◆ **Listed records**

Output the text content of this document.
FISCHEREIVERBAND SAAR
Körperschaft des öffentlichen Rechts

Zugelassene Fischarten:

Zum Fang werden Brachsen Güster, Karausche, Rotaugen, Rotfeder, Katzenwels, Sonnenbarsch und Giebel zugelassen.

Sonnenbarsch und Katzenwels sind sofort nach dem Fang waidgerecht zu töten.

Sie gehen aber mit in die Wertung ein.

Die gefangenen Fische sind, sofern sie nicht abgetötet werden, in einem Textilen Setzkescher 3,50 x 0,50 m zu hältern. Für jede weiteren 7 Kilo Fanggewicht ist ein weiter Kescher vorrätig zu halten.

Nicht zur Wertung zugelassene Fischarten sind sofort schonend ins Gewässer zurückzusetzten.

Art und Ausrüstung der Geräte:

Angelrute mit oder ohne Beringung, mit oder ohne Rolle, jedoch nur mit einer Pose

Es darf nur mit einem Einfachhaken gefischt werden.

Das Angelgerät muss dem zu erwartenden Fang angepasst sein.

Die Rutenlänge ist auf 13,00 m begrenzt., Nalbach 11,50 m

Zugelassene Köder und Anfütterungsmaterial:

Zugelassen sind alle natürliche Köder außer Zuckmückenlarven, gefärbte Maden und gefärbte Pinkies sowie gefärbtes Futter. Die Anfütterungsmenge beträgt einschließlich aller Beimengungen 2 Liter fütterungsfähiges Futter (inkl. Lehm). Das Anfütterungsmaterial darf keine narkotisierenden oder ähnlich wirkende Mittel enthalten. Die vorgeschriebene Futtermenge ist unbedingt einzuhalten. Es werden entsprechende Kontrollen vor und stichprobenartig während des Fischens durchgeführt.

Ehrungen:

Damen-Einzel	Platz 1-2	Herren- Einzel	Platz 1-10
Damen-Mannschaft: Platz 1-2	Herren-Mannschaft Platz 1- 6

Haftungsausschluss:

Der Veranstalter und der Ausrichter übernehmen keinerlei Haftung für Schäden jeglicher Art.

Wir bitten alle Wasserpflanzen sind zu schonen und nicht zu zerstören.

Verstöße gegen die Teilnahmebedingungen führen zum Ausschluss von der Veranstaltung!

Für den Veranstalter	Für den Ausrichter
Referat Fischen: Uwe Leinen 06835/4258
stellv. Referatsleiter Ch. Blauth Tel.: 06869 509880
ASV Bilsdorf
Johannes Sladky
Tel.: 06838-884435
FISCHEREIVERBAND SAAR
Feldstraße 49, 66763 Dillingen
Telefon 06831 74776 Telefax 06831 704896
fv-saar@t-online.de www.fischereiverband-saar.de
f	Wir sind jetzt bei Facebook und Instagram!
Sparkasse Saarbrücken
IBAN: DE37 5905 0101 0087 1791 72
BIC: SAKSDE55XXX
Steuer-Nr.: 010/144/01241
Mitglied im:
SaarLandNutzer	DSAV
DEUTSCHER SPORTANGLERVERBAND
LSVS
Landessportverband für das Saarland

◆ **Stated goal**
Write the data from above out again, exactly.

◆ **Worked answer**
Output the text content of this document.
FISCHEREIVERBAND SAAR
Körperschaft des öffentlichen Rechts

Zugelassene Fischarten:

Zum Fang werden Brachsen Güster, Karausche, Rotaugen, Rotfeder, Katzenwels, Sonnenbarsch und Giebel zugelassen.

Sonnenbarsch und Katzenwels sind sofort nach dem Fang waidgerecht zu töten.

Sie gehen aber mit in die Wertung ein.

Die gefangenen Fische sind, sofern sie nicht abgetötet werden, in einem Textilen Setzkescher 3,50 x 0,50 m zu hältern. Für jede weiteren 7 Kilo Fanggewicht ist ein weiter Kescher vorrätig zu halten.

Nicht zur Wertung zugelassene Fischarten sind sofort schonend ins Gewässer zurückzusetzten.

Art und Ausrüstung der Geräte:

Angelrute mit oder ohne Beringung, mit oder ohne Rolle, jedoch nur mit einer Pose

Es darf nur mit einem Einfachhaken gefischt werden.

Das Angelgerät muss dem zu erwartenden Fang angepasst sein.

Die Rutenlänge ist auf 13,00 m begrenzt., Nalbach 11,50 m

Zugelassene Köder und Anfütterungsmaterial:

Zugelassen sind alle natürliche Köder außer Zuckmückenlarven, gefärbte Maden und gefärbte Pinkies sowie gefärbtes Futter. Die Anfütterungsmenge beträgt einschließlich aller Beimengungen 2 Liter fütterungsfähiges Futter (inkl. Lehm). Das Anfütterungsmaterial darf keine narkotisierenden oder ähnlich wirkende Mittel enthalten. Die vorgeschriebene Futtermenge ist unbedingt einzuhalten. Es werden entsprechende Kontrollen vor und stichprobenartig während des Fischens durchgeführt.

Ehrungen:

Damen-Einzel	Platz 1-2	Herren- Einzel	Platz 1-10
Damen-Mannschaft: Platz 1-2	Herren-Mannschaft Platz 1- 6

Haftungsausschluss:

Der Veranstalter und der Ausrichter übernehmen keinerlei Haftung für Schäden jeglicher Art.

Wir bitten alle Wasserpflanzen sind zu schonen und nicht zu zerstören.

Verstöße gegen die Teilnahmebedingungen führen zum Ausschluss von der Veranstaltung!

Für den Veranstalter	Für den Ausrichter
Referat Fischen: Uwe Leinen 06835/4258
stellv. Referatsleiter Ch. Blauth Tel.: 06869 509880
ASV Bilsdorf
Johannes Sladky
Tel.: 06838-884435
FISCHEREIVERBAND SAAR
Feldstraße 49, 66763 Dillingen
Telefon 06831 74776 Telefax 06831 704896
fv-saar@t-online.de www.fischereiverband-saar.de
f	Wir sind jetzt bei Facebook und Instagram!
Sparkasse Saarbrücken
IBAN: DE37 5905 0101 0087 1791 72
BIC: SAKSDE55XXX
Steuer-Nr.: 010/144/01241
Mitglied im:
SaarLandNutzer	DSAV
DEUTSCHER SPORTANGLERVERBAND
LSVS
Landessportverband für das Saarland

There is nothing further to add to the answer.